(Saved data entries)
==============================

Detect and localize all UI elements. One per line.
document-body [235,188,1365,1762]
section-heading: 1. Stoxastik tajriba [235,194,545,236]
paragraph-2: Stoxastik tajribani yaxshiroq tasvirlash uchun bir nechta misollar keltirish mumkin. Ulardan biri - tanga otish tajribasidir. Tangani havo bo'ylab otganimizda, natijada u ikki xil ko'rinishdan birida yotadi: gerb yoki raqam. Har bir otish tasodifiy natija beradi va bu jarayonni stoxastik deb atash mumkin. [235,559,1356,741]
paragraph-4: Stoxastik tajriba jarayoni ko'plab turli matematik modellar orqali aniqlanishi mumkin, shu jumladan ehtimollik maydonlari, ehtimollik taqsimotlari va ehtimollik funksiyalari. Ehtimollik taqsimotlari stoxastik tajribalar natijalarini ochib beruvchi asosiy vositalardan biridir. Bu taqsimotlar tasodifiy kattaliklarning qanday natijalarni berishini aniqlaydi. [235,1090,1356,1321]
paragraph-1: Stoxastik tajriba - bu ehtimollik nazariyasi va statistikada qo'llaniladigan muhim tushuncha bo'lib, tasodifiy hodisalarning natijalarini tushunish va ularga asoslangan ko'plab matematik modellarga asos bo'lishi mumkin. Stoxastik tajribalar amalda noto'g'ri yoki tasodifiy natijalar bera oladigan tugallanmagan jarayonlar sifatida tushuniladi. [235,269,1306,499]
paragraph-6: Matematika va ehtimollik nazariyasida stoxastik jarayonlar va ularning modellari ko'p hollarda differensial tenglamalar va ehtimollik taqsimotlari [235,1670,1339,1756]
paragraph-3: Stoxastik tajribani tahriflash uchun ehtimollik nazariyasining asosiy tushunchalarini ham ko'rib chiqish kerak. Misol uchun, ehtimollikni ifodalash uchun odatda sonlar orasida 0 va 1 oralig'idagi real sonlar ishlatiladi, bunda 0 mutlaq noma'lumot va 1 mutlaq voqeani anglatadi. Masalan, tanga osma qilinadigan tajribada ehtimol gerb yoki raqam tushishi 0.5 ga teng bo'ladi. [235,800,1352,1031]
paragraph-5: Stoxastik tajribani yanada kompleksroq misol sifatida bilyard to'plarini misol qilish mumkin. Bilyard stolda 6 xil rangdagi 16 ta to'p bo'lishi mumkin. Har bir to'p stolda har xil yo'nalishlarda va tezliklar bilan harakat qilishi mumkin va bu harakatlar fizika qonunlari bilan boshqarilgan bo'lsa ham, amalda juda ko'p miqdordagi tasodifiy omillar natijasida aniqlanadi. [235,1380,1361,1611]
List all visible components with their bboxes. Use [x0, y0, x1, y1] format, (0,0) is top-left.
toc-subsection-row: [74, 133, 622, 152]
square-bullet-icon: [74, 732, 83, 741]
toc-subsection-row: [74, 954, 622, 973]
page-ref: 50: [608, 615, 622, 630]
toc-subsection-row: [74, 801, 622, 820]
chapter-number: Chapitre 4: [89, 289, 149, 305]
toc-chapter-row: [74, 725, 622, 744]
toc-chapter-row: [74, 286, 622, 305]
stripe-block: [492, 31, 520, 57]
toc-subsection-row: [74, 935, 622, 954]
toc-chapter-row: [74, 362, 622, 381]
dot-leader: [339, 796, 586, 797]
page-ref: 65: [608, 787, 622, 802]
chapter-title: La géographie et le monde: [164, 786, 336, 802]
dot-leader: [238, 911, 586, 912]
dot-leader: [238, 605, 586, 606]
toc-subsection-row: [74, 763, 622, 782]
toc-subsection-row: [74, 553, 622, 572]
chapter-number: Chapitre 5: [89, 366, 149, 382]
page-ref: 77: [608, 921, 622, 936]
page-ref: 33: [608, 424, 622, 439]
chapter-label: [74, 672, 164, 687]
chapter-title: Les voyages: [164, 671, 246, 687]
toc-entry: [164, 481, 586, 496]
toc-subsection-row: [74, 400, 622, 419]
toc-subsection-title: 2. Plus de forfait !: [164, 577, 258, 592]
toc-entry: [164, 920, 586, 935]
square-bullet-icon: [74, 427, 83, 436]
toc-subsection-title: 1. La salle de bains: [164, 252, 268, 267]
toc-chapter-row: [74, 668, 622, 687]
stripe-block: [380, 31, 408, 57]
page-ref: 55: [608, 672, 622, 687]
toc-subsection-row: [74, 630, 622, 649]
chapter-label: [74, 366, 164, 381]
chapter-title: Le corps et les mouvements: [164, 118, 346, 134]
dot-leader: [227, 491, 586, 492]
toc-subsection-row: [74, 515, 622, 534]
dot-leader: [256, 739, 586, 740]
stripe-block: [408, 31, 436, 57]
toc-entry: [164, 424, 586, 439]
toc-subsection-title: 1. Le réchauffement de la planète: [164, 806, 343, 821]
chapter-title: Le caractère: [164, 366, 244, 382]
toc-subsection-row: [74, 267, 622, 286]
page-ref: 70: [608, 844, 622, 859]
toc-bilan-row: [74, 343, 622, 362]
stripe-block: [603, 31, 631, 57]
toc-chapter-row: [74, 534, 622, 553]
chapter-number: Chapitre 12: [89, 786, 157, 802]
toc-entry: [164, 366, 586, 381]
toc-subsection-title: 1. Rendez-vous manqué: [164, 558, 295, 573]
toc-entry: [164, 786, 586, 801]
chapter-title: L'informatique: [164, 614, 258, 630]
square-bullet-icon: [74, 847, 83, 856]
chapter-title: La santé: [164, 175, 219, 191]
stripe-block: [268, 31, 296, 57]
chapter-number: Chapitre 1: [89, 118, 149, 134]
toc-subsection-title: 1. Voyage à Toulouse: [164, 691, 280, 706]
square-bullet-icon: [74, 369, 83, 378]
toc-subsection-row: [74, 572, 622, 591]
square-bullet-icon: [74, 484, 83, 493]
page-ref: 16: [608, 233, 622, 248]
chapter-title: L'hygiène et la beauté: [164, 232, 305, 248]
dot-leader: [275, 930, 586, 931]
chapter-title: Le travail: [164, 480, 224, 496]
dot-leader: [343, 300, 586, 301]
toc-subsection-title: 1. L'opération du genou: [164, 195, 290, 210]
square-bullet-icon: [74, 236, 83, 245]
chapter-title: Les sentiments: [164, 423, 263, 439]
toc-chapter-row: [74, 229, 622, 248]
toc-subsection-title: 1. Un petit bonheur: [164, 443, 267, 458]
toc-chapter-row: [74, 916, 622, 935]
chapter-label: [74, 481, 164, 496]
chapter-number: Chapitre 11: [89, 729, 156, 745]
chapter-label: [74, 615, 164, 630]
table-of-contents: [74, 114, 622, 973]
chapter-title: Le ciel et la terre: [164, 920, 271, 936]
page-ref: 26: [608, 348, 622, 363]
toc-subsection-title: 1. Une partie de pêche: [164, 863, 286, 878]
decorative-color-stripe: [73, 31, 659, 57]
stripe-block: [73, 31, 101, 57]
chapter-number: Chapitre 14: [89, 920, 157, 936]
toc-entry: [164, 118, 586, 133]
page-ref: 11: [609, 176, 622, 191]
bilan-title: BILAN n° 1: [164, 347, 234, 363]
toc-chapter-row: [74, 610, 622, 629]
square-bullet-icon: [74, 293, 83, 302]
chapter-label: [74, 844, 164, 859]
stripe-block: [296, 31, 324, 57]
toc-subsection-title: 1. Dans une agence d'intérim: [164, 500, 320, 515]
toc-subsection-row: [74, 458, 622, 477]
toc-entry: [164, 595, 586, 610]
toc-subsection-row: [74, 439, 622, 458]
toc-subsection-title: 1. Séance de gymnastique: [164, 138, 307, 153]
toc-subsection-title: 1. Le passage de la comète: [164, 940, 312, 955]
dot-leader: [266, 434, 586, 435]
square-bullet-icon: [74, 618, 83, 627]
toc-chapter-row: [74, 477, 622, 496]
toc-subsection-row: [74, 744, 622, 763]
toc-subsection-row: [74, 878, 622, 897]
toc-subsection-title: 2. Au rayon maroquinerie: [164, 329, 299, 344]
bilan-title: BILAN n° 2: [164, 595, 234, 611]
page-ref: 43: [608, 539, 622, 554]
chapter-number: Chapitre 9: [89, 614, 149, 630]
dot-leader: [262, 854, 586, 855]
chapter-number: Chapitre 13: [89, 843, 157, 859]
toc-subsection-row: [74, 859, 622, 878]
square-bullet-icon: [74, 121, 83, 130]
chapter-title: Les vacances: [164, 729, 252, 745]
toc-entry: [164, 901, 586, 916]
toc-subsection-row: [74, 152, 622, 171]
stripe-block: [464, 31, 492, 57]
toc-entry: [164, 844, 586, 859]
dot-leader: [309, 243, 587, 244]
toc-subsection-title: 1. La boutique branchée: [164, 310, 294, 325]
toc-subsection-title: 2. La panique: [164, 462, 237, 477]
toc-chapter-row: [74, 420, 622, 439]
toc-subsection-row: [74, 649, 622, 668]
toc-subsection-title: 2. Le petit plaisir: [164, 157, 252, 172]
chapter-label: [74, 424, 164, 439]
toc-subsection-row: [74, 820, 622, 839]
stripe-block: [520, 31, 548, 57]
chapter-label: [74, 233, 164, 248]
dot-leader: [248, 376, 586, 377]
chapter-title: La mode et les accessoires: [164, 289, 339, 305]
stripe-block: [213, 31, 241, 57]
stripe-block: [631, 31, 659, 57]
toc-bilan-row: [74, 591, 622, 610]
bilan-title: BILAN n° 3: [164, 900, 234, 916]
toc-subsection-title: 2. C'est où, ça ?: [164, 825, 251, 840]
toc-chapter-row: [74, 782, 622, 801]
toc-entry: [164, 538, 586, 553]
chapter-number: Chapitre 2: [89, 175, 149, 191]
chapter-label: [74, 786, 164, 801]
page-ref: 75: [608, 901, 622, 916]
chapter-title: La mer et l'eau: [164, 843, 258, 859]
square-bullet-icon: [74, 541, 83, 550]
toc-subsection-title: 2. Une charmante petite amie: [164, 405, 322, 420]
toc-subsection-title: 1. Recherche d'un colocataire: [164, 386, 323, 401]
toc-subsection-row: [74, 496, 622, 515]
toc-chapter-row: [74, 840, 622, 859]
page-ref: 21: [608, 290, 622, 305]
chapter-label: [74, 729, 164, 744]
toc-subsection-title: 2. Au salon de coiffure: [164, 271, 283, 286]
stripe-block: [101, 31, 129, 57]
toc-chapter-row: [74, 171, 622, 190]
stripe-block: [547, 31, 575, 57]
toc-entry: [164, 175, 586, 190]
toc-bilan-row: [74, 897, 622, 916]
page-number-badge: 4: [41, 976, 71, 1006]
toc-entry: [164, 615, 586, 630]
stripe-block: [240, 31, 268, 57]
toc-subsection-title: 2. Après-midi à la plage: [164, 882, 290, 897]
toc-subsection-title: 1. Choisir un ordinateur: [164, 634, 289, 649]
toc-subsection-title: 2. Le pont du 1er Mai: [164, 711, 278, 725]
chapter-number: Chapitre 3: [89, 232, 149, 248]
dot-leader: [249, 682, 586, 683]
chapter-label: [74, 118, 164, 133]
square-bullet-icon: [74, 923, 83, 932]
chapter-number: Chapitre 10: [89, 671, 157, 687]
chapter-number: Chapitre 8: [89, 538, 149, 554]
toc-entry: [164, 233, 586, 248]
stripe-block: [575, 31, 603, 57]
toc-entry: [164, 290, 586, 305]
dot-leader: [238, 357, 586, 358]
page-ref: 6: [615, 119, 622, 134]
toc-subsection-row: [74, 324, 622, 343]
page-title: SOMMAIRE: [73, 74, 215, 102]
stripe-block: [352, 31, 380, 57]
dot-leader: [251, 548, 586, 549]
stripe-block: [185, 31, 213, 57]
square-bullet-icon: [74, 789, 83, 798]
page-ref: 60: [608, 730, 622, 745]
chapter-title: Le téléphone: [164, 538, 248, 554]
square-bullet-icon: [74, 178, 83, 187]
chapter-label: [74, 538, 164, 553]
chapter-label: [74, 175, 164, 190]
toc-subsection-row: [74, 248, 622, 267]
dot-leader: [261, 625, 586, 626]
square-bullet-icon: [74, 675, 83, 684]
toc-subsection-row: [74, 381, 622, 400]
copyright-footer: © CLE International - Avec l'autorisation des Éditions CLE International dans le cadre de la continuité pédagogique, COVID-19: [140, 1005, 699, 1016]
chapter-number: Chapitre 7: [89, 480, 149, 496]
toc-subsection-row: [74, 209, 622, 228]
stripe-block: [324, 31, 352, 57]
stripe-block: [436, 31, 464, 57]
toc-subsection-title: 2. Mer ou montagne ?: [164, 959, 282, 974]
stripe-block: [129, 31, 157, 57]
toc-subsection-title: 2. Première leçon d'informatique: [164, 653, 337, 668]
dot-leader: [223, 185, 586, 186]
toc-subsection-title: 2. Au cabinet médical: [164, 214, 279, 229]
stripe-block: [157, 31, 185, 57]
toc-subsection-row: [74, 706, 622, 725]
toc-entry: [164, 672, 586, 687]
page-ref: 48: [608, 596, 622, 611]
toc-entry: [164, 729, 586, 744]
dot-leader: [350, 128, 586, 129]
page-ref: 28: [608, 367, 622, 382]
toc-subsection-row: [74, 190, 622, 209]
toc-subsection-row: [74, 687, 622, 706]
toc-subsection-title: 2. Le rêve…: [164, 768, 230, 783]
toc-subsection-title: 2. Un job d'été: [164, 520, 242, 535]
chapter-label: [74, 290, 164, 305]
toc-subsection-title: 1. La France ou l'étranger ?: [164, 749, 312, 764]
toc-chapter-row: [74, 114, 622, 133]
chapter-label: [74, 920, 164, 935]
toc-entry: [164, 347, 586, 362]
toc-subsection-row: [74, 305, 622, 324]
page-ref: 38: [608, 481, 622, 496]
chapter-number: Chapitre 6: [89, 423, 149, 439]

==============================

**EXERCISE GOAL:** Retype the entries word for word, beginning with the first line and stopping after the line that contains "section-heading: 1. Stoxastik".

**EXPECTED ANSWER:**
Detect and localize all UI elements. One per line.
document-body [235,188,1365,1762]
section-heading: 1. Stoxastik tajriba [235,194,545,236]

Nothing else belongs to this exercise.